Task material
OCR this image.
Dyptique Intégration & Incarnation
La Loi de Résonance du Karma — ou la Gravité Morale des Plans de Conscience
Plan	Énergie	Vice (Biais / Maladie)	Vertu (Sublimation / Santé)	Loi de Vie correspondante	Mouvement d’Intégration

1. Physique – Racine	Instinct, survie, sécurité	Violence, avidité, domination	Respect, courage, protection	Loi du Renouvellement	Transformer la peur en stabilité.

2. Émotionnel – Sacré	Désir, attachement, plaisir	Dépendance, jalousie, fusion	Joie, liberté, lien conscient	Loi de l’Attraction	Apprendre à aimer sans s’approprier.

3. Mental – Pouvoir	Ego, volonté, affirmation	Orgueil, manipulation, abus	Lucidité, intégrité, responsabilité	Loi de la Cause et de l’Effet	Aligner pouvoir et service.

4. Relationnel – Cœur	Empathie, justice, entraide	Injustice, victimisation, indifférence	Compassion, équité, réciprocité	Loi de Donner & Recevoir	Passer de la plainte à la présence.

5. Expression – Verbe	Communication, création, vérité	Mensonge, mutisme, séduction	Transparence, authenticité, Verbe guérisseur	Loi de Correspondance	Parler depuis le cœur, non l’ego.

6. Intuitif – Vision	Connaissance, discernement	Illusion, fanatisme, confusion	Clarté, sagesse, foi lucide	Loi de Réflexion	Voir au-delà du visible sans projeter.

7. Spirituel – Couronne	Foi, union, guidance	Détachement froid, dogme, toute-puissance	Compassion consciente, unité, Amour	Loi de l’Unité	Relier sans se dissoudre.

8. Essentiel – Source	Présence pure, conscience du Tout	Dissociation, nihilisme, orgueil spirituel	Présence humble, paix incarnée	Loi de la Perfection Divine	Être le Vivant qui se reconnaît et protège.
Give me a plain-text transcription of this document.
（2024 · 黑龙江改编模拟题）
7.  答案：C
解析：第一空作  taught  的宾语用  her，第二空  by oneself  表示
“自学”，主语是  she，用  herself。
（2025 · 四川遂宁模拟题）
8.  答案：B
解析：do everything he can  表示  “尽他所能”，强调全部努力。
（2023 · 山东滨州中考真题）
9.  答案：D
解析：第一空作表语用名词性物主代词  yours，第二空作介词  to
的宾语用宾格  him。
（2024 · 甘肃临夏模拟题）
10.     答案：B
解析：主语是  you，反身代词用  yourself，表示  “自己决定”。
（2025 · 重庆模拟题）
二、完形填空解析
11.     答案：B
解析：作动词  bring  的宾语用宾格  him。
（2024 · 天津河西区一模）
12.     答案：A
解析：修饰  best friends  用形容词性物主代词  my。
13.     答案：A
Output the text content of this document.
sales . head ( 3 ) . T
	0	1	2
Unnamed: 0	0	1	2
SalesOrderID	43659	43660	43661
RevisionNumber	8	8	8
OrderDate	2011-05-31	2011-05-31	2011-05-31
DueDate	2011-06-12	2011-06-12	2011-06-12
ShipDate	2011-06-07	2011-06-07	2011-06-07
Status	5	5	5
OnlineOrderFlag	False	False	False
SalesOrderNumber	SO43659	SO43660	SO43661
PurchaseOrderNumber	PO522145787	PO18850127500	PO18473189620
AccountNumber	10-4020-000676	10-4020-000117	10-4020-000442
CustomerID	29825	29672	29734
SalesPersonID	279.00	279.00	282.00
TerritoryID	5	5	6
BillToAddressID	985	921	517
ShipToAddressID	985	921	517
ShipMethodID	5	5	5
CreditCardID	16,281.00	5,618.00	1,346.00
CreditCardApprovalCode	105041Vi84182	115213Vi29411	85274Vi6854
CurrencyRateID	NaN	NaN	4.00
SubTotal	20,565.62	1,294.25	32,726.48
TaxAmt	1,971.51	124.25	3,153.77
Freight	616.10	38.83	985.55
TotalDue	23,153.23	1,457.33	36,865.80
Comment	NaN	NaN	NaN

Prompt
Copy each line exactly, from the line containing "Give me a plain-text" down to the last line of the material, and no other lines.

Written reply
Give me a plain-text transcription of this document.
（2024 · 黑龙江改编模拟题）
7.  答案：C
解析：第一空作  taught  的宾语用  her，第二空  by oneself  表示
“自学”，主语是  she，用  herself。
（2025 · 四川遂宁模拟题）
8.  答案：B
解析：do everything he can  表示  “尽他所能”，强调全部努力。
（2023 · 山东滨州中考真题）
9.  答案：D
解析：第一空作表语用名词性物主代词  yours，第二空作介词  to
的宾语用宾格  him。
（2024 · 甘肃临夏模拟题）
10.     答案：B
解析：主语是  you，反身代词用  yourself，表示  “自己决定”。
（2025 · 重庆模拟题）
二、完形填空解析
11.     答案：B
解析：作动词  bring  的宾语用宾格  him。
（2024 · 天津河西区一模）
12.     答案：A
解析：修饰  best friends  用形容词性物主代词  my。
13.     答案：A
Output the text content of this document.
sales . head ( 3 ) . T
	0	1	2
Unnamed: 0	0	1	2
SalesOrderID	43659	43660	43661
RevisionNumber	8	8	8
OrderDate	2011-05-31	2011-05-31	2011-05-31
DueDate	2011-06-12	2011-06-12	2011-06-12
ShipDate	2011-06-07	2011-06-07	2011-06-07
Status	5	5	5
OnlineOrderFlag	False	False	False
SalesOrderNumber	SO43659	SO43660	SO43661
PurchaseOrderNumber	PO522145787	PO18850127500	PO18473189620
AccountNumber	10-4020-000676	10-4020-000117	10-4020-000442
CustomerID	29825	29672	29734
SalesPersonID	279.00	279.00	282.00
TerritoryID	5	5	6
BillToAddressID	985	921	517
ShipToAddressID	985	921	517
ShipMethodID	5	5	5
CreditCardID	16,281.00	5,618.00	1,346.00
CreditCardApprovalCode	105041Vi84182	115213Vi29411	85274Vi6854
CurrencyRateID	NaN	NaN	4.00
SubTotal	20,565.62	1,294.25	32,726.48
TaxAmt	1,971.51	124.25	3,153.77
Freight	616.10	38.83	985.55
TotalDue	23,153.23	1,457.33	36,865.80
Comment	NaN	NaN	NaN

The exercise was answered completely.